SUPPLIED DATA:
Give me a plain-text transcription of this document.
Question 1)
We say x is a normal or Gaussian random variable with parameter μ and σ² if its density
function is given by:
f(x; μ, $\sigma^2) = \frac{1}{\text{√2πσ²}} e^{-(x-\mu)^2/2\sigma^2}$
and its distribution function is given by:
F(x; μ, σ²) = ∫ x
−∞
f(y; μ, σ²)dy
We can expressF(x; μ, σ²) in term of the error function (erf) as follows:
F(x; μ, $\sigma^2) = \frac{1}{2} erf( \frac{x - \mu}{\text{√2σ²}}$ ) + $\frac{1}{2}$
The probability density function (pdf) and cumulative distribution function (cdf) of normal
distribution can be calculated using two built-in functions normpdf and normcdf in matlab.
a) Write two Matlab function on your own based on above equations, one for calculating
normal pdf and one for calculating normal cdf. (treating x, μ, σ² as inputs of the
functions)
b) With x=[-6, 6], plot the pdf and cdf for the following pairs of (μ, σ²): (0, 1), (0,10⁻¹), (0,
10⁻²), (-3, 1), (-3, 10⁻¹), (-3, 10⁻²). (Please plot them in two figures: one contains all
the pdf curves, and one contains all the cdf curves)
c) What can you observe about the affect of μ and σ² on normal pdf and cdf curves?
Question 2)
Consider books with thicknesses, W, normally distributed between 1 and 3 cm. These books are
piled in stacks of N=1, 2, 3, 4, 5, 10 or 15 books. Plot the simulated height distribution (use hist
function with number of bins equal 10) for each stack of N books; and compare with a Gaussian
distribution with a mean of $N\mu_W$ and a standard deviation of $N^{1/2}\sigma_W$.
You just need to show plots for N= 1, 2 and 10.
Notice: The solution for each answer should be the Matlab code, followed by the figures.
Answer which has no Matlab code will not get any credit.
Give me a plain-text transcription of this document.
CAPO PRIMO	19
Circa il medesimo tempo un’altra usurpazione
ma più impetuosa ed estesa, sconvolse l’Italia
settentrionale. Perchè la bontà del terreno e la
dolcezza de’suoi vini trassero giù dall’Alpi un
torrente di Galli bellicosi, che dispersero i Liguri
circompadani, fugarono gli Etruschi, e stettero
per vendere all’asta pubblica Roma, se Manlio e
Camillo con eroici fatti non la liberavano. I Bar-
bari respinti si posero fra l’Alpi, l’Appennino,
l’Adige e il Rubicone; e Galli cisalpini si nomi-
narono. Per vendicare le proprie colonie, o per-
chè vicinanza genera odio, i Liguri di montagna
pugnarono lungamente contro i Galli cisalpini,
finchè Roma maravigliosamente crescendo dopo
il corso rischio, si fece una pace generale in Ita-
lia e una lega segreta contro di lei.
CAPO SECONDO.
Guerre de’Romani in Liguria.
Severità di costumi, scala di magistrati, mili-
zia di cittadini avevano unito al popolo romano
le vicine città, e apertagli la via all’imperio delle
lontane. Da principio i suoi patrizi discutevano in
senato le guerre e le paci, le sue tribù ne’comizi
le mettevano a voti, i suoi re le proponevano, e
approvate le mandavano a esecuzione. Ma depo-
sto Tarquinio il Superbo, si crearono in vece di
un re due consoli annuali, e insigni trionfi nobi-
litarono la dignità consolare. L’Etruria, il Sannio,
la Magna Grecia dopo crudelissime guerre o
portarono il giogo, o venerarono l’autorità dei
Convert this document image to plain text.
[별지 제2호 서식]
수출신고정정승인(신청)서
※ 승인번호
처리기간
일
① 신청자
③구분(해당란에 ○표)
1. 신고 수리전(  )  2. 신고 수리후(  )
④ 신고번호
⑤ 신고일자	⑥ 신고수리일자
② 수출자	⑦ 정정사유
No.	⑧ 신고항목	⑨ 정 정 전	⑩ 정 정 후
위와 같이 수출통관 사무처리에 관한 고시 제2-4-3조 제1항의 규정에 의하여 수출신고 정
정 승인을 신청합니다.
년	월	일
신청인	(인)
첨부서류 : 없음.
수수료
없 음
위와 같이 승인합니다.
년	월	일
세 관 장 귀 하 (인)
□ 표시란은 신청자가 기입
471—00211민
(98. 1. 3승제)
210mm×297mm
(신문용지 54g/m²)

WHAT IS BEING ASKED: Write out the lines above from the one containing "Convert this document image to plain text." through the last, exactly as they are.

RESPONSE BELOW:
Convert this document image to plain text.
[별지 제2호 서식]
수출신고정정승인(신청)서
※ 승인번호
처리기간
일
① 신청자
③구분(해당란에 ○표)
1. 신고 수리전(  )  2. 신고 수리후(  )
④ 신고번호
⑤ 신고일자	⑥ 신고수리일자
② 수출자	⑦ 정정사유
No.	⑧ 신고항목	⑨ 정 정 전	⑩ 정 정 후
위와 같이 수출통관 사무처리에 관한 고시 제2-4-3조 제1항의 규정에 의하여 수출신고 정
정 승인을 신청합니다.
년	월	일
신청인	(인)
첨부서류 : 없음.
수수료
없 음
위와 같이 승인합니다.
년	월	일
세 관 장 귀 하 (인)
□ 표시란은 신청자가 기입
471—00211민
(98. 1. 3승제)
210mm×297mm
(신문용지 54g/m²)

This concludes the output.